• _Requirement_: Note each line that includes the word "face". Copy those lines.

BEGIN Exercise inputs

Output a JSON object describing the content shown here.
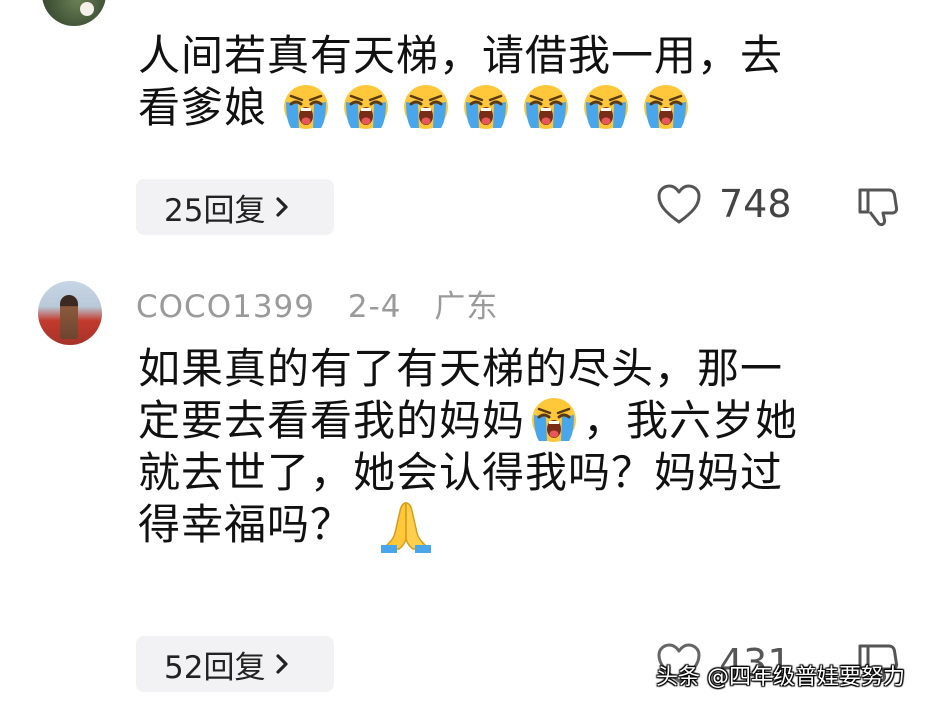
{
  "comments": [
    {
      "lines": [
        "人间若真有天梯，请借我一用，去",
        "看爹娘"
      ],
      "emoji": "loudly-crying-face",
      "emoji_count": 7,
      "reply_label": "25回复",
      "likes": "748"
    },
    {
      "author": "COCO1399",
      "date": "2-4",
      "location": "广东",
      "lines": [
        "如果真的有了有天梯的尽头，那一",
        "定要去看看我的妈妈",
        "，我六岁她",
        "就去世了，她会认得我吗？妈妈过",
        "得幸福吗？"
      ],
      "reply_label": "52回复",
      "likes": "431"
    }
  ],
  "icons": {
    "reply_chevron": "chevron-right-icon",
    "like": "heart-outline-icon",
    "dislike": "thumbs-down-icon",
    "crying": "loudly-crying-face",
    "pray": "folded-hands"
  },
  "watermark": "头条 @四年级普娃要努力"
}
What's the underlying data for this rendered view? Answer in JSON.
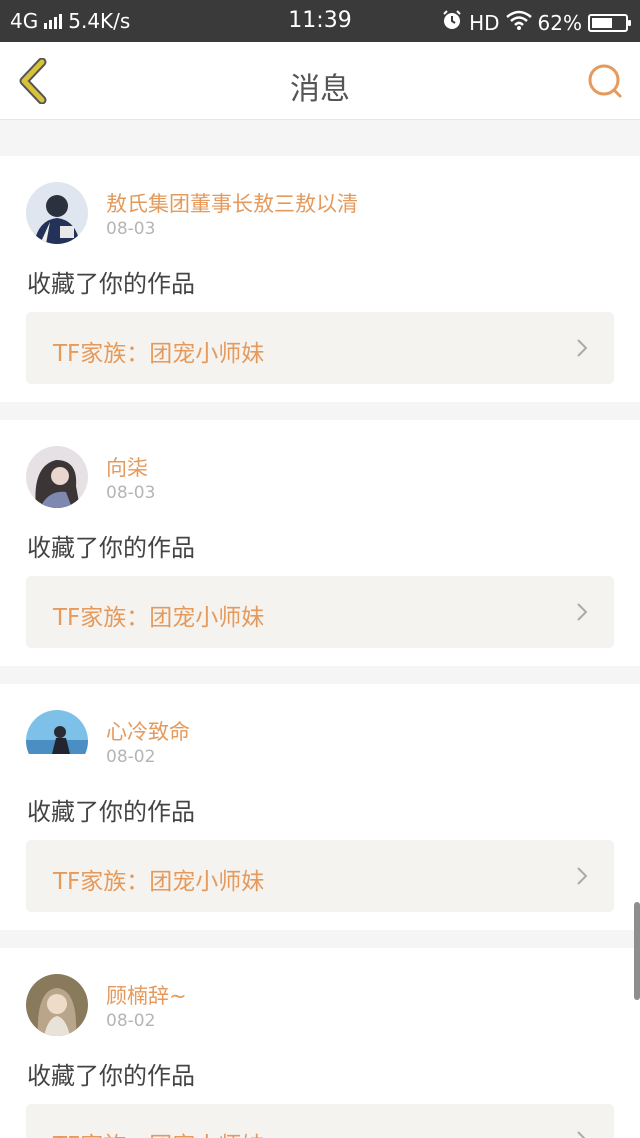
{
  "status_bar": {
    "network": "4G",
    "speed": "5.4K/s",
    "time": "11:39",
    "hd": "HD",
    "battery": "62%",
    "battery_level": 0.62,
    "icons": [
      "signal-icon",
      "alarm-icon",
      "wifi-icon",
      "battery-icon"
    ]
  },
  "nav": {
    "title": "消息",
    "back_icon": "chevron-left-icon",
    "search_icon": "search-icon"
  },
  "colors": {
    "accent": "#e59a5c",
    "back_arrow": "#d8c23a",
    "status_bar": "#3a3a3a"
  },
  "messages": [
    {
      "user": "敖氏集团董事长敖三敖以清",
      "date": "08-03",
      "action": "收藏了你的作品",
      "work": "TF家族：团宠小师妹"
    },
    {
      "user": "向柒",
      "date": "08-03",
      "action": "收藏了你的作品",
      "work": "TF家族：团宠小师妹"
    },
    {
      "user": "心冷致命",
      "date": "08-02",
      "action": "收藏了你的作品",
      "work": "TF家族：团宠小师妹"
    },
    {
      "user": "顾楠辞~",
      "date": "08-02",
      "action": "收藏了你的作品",
      "work": "TF家族：团宠小师妹"
    }
  ]
}
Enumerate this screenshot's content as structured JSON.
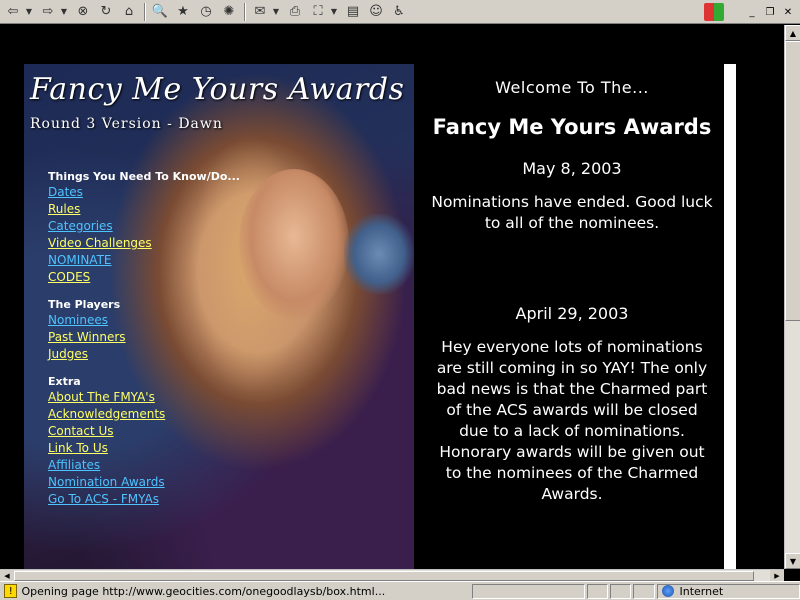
{
  "toolbar": {
    "back_icon": "arrow-left-icon",
    "forward_icon": "arrow-right-icon",
    "stop_icon": "stop-icon",
    "refresh_icon": "refresh-icon",
    "home_icon": "home-icon",
    "search_icon": "search-icon",
    "favorites_icon": "favorites-icon",
    "history_icon": "history-icon",
    "channels_icon": "channels-icon",
    "mail_icon": "mail-icon",
    "print_icon": "print-icon",
    "fullscreen_icon": "fullscreen-icon",
    "edit_icon": "edit-icon",
    "messenger_icon": "messenger-icon",
    "accessibility_icon": "accessibility-icon"
  },
  "window": {
    "minimize": "0",
    "restore": "2",
    "close": "r"
  },
  "banner": {
    "title": "Fancy Me Yours Awards",
    "subtitle": "Round 3 Version - Dawn"
  },
  "nav": {
    "groups": [
      {
        "heading": "Things You Need To Know/Do...",
        "links": [
          {
            "label": "Dates",
            "color": "#4ec3ff"
          },
          {
            "label": "Rules",
            "color": "#ffff66"
          },
          {
            "label": "Categories",
            "color": "#4ec3ff"
          },
          {
            "label": "Video Challenges",
            "color": "#ffff66"
          },
          {
            "label": "NOMINATE",
            "color": "#4ec3ff"
          },
          {
            "label": "CODES",
            "color": "#ffff66"
          }
        ]
      },
      {
        "heading": "The Players",
        "links": [
          {
            "label": "Nominees",
            "color": "#4ec3ff"
          },
          {
            "label": "Past Winners",
            "color": "#ffff66"
          },
          {
            "label": "Judges",
            "color": "#ffff66"
          }
        ]
      },
      {
        "heading": "Extra",
        "links": [
          {
            "label": "About The FMYA's",
            "color": "#ffff66"
          },
          {
            "label": "Acknowledgements",
            "color": "#ffff66"
          },
          {
            "label": "Contact Us",
            "color": "#ffff66"
          },
          {
            "label": "Link To Us",
            "color": "#ffff66"
          },
          {
            "label": "Affiliates",
            "color": "#4ec3ff"
          },
          {
            "label": "Nomination Awards",
            "color": "#4ec3ff"
          },
          {
            "label": "Go To ACS - FMYAs",
            "color": "#4ec3ff"
          }
        ]
      }
    ]
  },
  "main": {
    "welcome": "Welcome To The...",
    "title": "Fancy Me Yours Awards",
    "updates": [
      {
        "date": "May 8, 2003",
        "text": "Nominations have ended.  Good luck to all of the nominees."
      },
      {
        "date": "April 29, 2003",
        "text": "Hey everyone lots of nominations are still coming in so YAY! The only bad news is that the Charmed part of the ACS awards will be closed due to a lack of nominations. Honorary awards will be given out to the nominees of the Charmed Awards."
      }
    ]
  },
  "status": {
    "text": "Opening page http://www.geocities.com/onegoodlaysb/box.html...",
    "zone": "Internet"
  }
}
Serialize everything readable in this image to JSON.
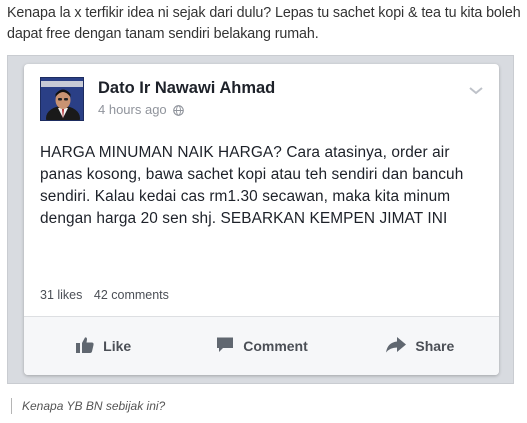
{
  "caption_top": "Kenapa la x terfikir idea ni sejak dari dulu? Lepas tu sachet kopi & tea tu kita boleh dapat free dengan tanam sendiri belakang rumah.",
  "post": {
    "author": "Dato Ir Nawawi Ahmad",
    "time": "4 hours ago",
    "body": "HARGA MINUMAN NAIK HARGA? Cara atasinya, order air panas kosong, bawa sachet kopi atau teh sendiri dan bancuh sendiri. Kalau kedai cas rm1.30 secawan, maka kita minum dengan harga 20 sen shj. SEBARKAN KEMPEN JIMAT INI",
    "likes": "31 likes",
    "comments": "42 comments",
    "actions": {
      "like": "Like",
      "comment": "Comment",
      "share": "Share"
    }
  },
  "icons": {
    "time": "globe-icon",
    "menu": "chevron-down-icon",
    "like": "thumbs-up-icon",
    "comment": "comment-icon",
    "share": "share-arrow-icon"
  },
  "caption_bottom": "Kenapa YB BN sebijak ini?"
}
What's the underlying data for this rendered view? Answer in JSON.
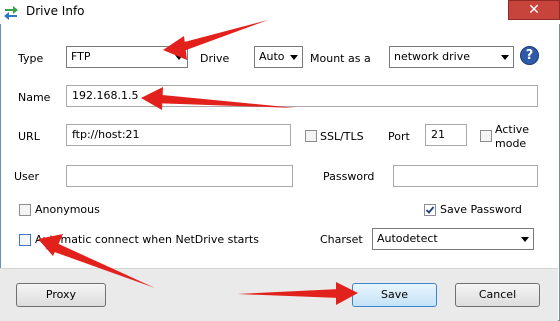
{
  "window": {
    "title": "Drive Info",
    "close_glyph": "✕",
    "icon": "netdrive-arrows-icon"
  },
  "form": {
    "type_label": "Type",
    "type_value": "FTP",
    "drive_label": "Drive",
    "drive_value": "Auto",
    "mount_label": "Mount as a",
    "mount_value": "network drive",
    "help_glyph": "?",
    "name_label": "Name",
    "name_value": "192.168.1.5",
    "url_label": "URL",
    "url_value": "ftp://host:21",
    "ssl_label": "SSL/TLS",
    "port_label": "Port",
    "port_value": "21",
    "active_mode_line1": "Active",
    "active_mode_line2": "mode",
    "user_label": "User",
    "user_value": "",
    "password_label": "Password",
    "password_value": "",
    "anonymous_label": "Anonymous",
    "save_password_label": "Save Password",
    "auto_connect_label": "Automatic connect when NetDrive starts",
    "charset_label": "Charset",
    "charset_value": "Autodetect"
  },
  "state": {
    "ssl_checked": false,
    "active_mode_checked": false,
    "anonymous_checked": false,
    "save_password_checked": true,
    "auto_connect_checked": false
  },
  "footer": {
    "proxy_label": "Proxy",
    "save_label": "Save",
    "cancel_label": "Cancel"
  },
  "annotation_color": "#e3211c"
}
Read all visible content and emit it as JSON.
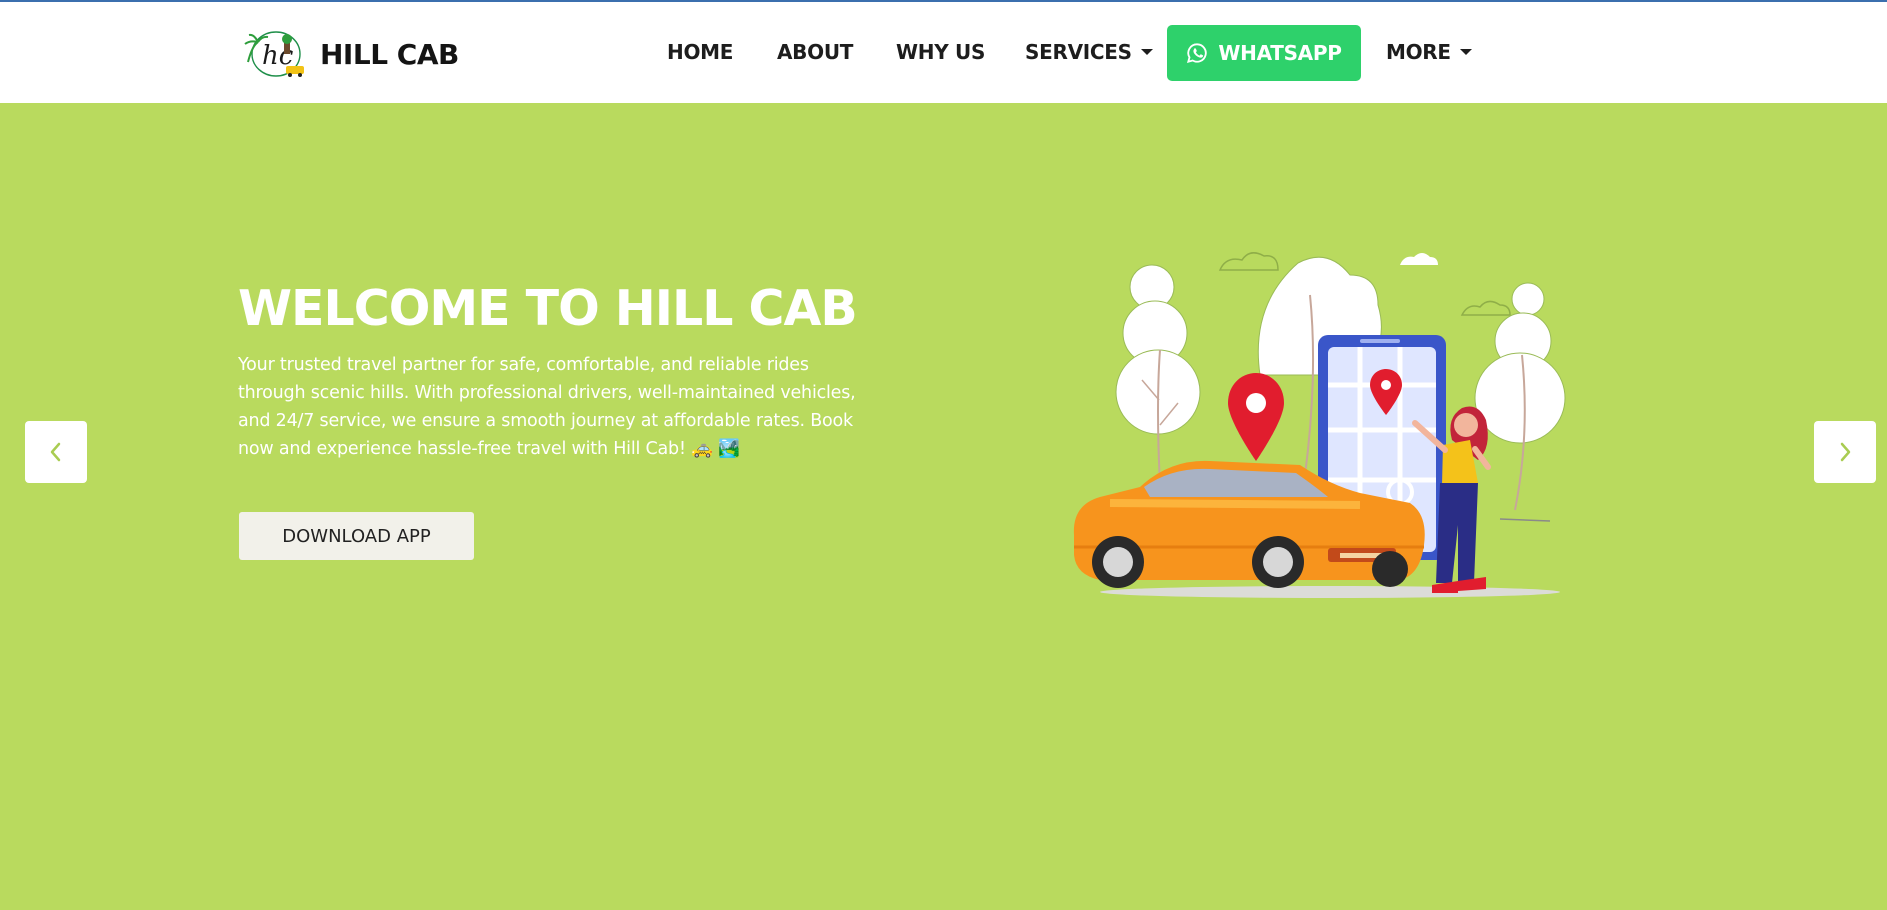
{
  "brand": {
    "name": "HILL CAB",
    "logo_icon": "hill-cab-logo"
  },
  "nav": {
    "home": "HOME",
    "about": "ABOUT",
    "why_us": "WHY US",
    "services": "SERVICES",
    "whatsapp": "WHATSAPP",
    "more": "MORE"
  },
  "hero": {
    "title": "WELCOME TO HILL CAB",
    "text": "Your trusted travel partner for safe, comfortable, and reliable rides through scenic hills. With professional drivers, well-maintained vehicles, and 24/7 service, we ensure a smooth journey at affordable rates. Book now and experience hassle-free travel with Hill Cab! 🚕 🏞️",
    "download_label": "DOWNLOAD APP"
  },
  "carousel": {
    "prev_icon": "chevron-left-icon",
    "next_icon": "chevron-right-icon"
  },
  "colors": {
    "hero_background": "#b9da5e",
    "whatsapp_green": "#2ed16b",
    "top_border": "#3b6fae",
    "car_orange": "#f7941d",
    "pin_red": "#e11d2e"
  }
}
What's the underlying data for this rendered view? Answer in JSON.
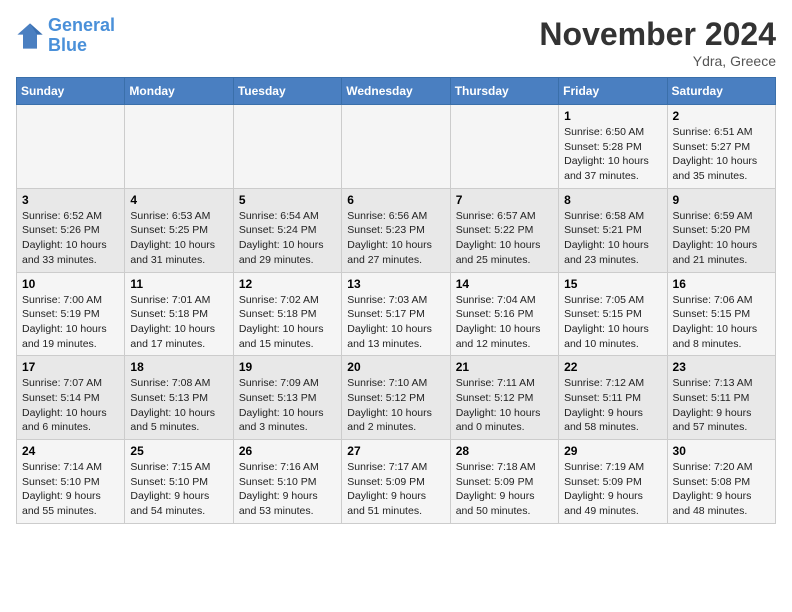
{
  "header": {
    "logo_line1": "General",
    "logo_line2": "Blue",
    "month": "November 2024",
    "location": "Ydra, Greece"
  },
  "weekdays": [
    "Sunday",
    "Monday",
    "Tuesday",
    "Wednesday",
    "Thursday",
    "Friday",
    "Saturday"
  ],
  "weeks": [
    [
      {
        "day": "",
        "info": ""
      },
      {
        "day": "",
        "info": ""
      },
      {
        "day": "",
        "info": ""
      },
      {
        "day": "",
        "info": ""
      },
      {
        "day": "",
        "info": ""
      },
      {
        "day": "1",
        "info": "Sunrise: 6:50 AM\nSunset: 5:28 PM\nDaylight: 10 hours\nand 37 minutes."
      },
      {
        "day": "2",
        "info": "Sunrise: 6:51 AM\nSunset: 5:27 PM\nDaylight: 10 hours\nand 35 minutes."
      }
    ],
    [
      {
        "day": "3",
        "info": "Sunrise: 6:52 AM\nSunset: 5:26 PM\nDaylight: 10 hours\nand 33 minutes."
      },
      {
        "day": "4",
        "info": "Sunrise: 6:53 AM\nSunset: 5:25 PM\nDaylight: 10 hours\nand 31 minutes."
      },
      {
        "day": "5",
        "info": "Sunrise: 6:54 AM\nSunset: 5:24 PM\nDaylight: 10 hours\nand 29 minutes."
      },
      {
        "day": "6",
        "info": "Sunrise: 6:56 AM\nSunset: 5:23 PM\nDaylight: 10 hours\nand 27 minutes."
      },
      {
        "day": "7",
        "info": "Sunrise: 6:57 AM\nSunset: 5:22 PM\nDaylight: 10 hours\nand 25 minutes."
      },
      {
        "day": "8",
        "info": "Sunrise: 6:58 AM\nSunset: 5:21 PM\nDaylight: 10 hours\nand 23 minutes."
      },
      {
        "day": "9",
        "info": "Sunrise: 6:59 AM\nSunset: 5:20 PM\nDaylight: 10 hours\nand 21 minutes."
      }
    ],
    [
      {
        "day": "10",
        "info": "Sunrise: 7:00 AM\nSunset: 5:19 PM\nDaylight: 10 hours\nand 19 minutes."
      },
      {
        "day": "11",
        "info": "Sunrise: 7:01 AM\nSunset: 5:18 PM\nDaylight: 10 hours\nand 17 minutes."
      },
      {
        "day": "12",
        "info": "Sunrise: 7:02 AM\nSunset: 5:18 PM\nDaylight: 10 hours\nand 15 minutes."
      },
      {
        "day": "13",
        "info": "Sunrise: 7:03 AM\nSunset: 5:17 PM\nDaylight: 10 hours\nand 13 minutes."
      },
      {
        "day": "14",
        "info": "Sunrise: 7:04 AM\nSunset: 5:16 PM\nDaylight: 10 hours\nand 12 minutes."
      },
      {
        "day": "15",
        "info": "Sunrise: 7:05 AM\nSunset: 5:15 PM\nDaylight: 10 hours\nand 10 minutes."
      },
      {
        "day": "16",
        "info": "Sunrise: 7:06 AM\nSunset: 5:15 PM\nDaylight: 10 hours\nand 8 minutes."
      }
    ],
    [
      {
        "day": "17",
        "info": "Sunrise: 7:07 AM\nSunset: 5:14 PM\nDaylight: 10 hours\nand 6 minutes."
      },
      {
        "day": "18",
        "info": "Sunrise: 7:08 AM\nSunset: 5:13 PM\nDaylight: 10 hours\nand 5 minutes."
      },
      {
        "day": "19",
        "info": "Sunrise: 7:09 AM\nSunset: 5:13 PM\nDaylight: 10 hours\nand 3 minutes."
      },
      {
        "day": "20",
        "info": "Sunrise: 7:10 AM\nSunset: 5:12 PM\nDaylight: 10 hours\nand 2 minutes."
      },
      {
        "day": "21",
        "info": "Sunrise: 7:11 AM\nSunset: 5:12 PM\nDaylight: 10 hours\nand 0 minutes."
      },
      {
        "day": "22",
        "info": "Sunrise: 7:12 AM\nSunset: 5:11 PM\nDaylight: 9 hours\nand 58 minutes."
      },
      {
        "day": "23",
        "info": "Sunrise: 7:13 AM\nSunset: 5:11 PM\nDaylight: 9 hours\nand 57 minutes."
      }
    ],
    [
      {
        "day": "24",
        "info": "Sunrise: 7:14 AM\nSunset: 5:10 PM\nDaylight: 9 hours\nand 55 minutes."
      },
      {
        "day": "25",
        "info": "Sunrise: 7:15 AM\nSunset: 5:10 PM\nDaylight: 9 hours\nand 54 minutes."
      },
      {
        "day": "26",
        "info": "Sunrise: 7:16 AM\nSunset: 5:10 PM\nDaylight: 9 hours\nand 53 minutes."
      },
      {
        "day": "27",
        "info": "Sunrise: 7:17 AM\nSunset: 5:09 PM\nDaylight: 9 hours\nand 51 minutes."
      },
      {
        "day": "28",
        "info": "Sunrise: 7:18 AM\nSunset: 5:09 PM\nDaylight: 9 hours\nand 50 minutes."
      },
      {
        "day": "29",
        "info": "Sunrise: 7:19 AM\nSunset: 5:09 PM\nDaylight: 9 hours\nand 49 minutes."
      },
      {
        "day": "30",
        "info": "Sunrise: 7:20 AM\nSunset: 5:08 PM\nDaylight: 9 hours\nand 48 minutes."
      }
    ]
  ]
}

END Exercise inputs

• _Response to the exercise_:
      "emoji": "loudly-crying-face",
    "crying": "loudly-crying-face",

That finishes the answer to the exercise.